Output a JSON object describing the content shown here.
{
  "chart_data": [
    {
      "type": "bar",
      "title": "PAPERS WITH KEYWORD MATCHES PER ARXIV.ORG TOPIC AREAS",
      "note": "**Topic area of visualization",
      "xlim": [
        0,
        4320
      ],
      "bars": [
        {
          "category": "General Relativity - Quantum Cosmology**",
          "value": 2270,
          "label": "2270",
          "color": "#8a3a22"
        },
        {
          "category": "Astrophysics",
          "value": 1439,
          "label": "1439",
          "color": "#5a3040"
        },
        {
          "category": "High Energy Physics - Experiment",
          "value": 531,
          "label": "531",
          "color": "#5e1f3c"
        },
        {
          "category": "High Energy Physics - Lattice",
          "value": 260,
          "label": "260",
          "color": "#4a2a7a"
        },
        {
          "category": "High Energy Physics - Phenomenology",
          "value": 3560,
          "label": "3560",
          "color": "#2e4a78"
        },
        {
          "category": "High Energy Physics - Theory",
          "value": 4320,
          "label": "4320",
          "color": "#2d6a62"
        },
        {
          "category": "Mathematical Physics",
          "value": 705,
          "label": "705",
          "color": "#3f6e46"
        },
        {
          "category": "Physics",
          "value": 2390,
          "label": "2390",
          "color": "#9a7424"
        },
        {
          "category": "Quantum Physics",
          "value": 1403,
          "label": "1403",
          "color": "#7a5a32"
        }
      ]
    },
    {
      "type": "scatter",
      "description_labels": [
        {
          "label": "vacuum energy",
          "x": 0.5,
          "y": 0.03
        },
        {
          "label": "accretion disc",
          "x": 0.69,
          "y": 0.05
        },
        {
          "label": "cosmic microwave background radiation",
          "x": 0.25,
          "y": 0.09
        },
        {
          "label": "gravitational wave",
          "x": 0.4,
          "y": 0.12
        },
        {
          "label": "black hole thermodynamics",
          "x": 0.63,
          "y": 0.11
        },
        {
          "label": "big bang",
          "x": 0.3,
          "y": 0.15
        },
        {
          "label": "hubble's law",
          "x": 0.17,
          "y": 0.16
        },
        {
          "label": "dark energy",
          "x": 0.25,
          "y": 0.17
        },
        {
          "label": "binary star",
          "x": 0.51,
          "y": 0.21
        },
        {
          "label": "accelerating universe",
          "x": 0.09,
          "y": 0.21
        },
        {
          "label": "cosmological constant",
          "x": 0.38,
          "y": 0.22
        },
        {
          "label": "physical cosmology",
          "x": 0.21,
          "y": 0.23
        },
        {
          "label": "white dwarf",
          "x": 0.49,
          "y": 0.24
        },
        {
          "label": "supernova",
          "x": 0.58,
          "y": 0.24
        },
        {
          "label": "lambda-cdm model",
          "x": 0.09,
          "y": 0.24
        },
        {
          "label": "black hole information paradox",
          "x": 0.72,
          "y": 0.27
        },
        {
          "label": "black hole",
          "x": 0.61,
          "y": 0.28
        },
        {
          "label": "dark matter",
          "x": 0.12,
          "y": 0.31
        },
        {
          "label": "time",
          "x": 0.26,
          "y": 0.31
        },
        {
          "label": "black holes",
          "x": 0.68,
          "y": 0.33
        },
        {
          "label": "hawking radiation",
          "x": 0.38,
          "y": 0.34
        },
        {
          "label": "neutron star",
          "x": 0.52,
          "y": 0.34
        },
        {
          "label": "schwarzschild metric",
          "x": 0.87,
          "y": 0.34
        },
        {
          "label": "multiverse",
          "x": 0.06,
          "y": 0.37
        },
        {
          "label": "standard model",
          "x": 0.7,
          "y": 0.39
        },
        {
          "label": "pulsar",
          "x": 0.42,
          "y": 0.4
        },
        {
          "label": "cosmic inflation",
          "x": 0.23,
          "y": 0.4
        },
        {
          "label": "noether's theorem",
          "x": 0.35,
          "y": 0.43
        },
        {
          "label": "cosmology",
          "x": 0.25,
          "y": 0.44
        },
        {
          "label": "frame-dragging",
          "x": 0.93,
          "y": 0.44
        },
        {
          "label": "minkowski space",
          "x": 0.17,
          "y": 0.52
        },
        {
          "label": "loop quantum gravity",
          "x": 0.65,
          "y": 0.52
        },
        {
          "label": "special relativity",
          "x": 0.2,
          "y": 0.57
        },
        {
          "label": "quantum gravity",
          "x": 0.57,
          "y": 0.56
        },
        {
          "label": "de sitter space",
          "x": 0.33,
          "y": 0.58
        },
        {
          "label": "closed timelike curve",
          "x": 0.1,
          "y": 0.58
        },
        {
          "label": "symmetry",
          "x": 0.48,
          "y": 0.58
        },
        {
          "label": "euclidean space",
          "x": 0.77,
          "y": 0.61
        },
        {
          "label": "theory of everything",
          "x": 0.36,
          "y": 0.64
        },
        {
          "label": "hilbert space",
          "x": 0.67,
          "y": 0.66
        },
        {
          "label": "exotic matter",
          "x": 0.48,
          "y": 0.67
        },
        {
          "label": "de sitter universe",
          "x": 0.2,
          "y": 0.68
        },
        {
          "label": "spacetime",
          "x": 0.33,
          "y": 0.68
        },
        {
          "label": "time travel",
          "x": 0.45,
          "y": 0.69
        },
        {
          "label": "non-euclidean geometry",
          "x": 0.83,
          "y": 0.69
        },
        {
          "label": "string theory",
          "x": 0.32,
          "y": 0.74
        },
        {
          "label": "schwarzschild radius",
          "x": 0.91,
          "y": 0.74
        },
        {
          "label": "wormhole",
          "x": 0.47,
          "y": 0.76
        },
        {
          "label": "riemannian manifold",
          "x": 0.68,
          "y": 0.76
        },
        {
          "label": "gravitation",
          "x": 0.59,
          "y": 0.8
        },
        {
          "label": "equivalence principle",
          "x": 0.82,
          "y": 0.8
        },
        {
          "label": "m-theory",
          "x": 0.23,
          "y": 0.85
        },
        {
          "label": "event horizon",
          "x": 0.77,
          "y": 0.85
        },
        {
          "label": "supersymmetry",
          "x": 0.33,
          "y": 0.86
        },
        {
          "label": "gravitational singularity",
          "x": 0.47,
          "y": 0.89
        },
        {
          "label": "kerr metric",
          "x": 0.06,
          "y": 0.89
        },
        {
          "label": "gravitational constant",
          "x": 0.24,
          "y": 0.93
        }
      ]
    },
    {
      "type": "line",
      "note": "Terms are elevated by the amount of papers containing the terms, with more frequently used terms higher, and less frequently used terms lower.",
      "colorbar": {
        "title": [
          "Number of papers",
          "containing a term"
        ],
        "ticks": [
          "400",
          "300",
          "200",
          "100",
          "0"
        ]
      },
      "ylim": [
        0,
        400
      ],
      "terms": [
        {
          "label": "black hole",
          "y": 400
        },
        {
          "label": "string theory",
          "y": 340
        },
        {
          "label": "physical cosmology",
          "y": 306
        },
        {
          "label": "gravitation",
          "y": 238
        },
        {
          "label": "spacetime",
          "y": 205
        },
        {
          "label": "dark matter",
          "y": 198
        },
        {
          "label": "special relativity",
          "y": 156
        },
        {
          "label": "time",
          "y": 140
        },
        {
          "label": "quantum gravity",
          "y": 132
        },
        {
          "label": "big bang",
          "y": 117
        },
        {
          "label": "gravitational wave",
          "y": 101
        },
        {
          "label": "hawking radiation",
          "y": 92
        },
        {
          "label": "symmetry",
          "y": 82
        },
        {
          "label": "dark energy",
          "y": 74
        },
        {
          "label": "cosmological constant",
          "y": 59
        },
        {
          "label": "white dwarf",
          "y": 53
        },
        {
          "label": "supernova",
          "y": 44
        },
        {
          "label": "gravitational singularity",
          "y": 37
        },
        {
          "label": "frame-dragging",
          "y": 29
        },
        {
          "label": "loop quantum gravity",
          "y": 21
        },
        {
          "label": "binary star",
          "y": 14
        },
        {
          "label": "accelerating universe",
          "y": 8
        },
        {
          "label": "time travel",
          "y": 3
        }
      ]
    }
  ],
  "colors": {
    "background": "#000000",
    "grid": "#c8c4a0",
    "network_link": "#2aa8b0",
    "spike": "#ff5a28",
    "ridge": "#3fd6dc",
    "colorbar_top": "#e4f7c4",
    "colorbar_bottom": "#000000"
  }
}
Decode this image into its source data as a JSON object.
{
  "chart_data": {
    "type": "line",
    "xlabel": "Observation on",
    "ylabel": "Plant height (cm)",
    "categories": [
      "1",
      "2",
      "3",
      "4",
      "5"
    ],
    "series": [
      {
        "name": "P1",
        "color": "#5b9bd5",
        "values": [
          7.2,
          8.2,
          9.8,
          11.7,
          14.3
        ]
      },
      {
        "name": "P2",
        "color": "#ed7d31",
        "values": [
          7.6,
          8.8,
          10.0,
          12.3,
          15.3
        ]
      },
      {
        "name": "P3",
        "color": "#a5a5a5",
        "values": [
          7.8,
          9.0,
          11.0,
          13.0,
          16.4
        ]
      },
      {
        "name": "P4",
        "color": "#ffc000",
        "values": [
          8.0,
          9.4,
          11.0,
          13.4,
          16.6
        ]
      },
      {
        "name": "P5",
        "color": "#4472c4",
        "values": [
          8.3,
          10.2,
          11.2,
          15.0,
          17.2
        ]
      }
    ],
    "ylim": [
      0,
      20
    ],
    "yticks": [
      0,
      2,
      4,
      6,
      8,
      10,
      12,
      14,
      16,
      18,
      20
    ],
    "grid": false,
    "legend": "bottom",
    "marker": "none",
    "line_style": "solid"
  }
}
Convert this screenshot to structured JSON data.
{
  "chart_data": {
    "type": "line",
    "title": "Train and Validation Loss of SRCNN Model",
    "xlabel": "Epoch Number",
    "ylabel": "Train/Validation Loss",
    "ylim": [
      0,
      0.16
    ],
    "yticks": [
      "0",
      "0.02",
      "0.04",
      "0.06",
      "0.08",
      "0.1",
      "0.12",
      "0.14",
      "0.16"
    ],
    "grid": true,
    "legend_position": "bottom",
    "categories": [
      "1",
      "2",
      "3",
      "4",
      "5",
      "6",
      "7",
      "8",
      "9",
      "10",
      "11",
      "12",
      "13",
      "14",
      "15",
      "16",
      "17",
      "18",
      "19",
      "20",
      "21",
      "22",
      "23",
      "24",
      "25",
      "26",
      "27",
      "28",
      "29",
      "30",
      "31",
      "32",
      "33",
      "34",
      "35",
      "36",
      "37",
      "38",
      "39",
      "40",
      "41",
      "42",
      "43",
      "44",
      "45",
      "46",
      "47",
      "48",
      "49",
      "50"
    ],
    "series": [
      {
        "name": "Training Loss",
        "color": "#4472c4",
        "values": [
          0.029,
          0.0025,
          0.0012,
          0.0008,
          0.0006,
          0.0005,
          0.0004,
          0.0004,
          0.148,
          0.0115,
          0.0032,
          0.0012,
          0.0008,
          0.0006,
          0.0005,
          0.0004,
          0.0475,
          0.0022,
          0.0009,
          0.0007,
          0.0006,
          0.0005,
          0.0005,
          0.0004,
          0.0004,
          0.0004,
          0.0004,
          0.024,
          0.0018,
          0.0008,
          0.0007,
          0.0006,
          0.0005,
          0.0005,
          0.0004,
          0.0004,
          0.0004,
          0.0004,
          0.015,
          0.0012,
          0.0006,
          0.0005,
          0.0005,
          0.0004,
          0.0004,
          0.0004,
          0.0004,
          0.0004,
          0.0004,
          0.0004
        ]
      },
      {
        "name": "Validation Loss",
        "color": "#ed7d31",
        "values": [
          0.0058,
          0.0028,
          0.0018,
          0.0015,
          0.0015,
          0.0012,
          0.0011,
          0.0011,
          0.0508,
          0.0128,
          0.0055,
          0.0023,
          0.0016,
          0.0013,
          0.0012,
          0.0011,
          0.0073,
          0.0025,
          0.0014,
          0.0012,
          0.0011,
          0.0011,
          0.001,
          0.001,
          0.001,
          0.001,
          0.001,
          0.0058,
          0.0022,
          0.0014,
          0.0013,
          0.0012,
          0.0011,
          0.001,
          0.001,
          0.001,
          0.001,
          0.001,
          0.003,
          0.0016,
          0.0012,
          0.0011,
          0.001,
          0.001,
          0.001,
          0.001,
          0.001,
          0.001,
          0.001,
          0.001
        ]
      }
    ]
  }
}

· · · · ·

== TASK PROMPT ==
In the records, locate each line holding the string "metric" and copy it.

== RESPONSE TO THIS TASK ==
          "label": "schwarzschild metric",
          "label": "kerr metric",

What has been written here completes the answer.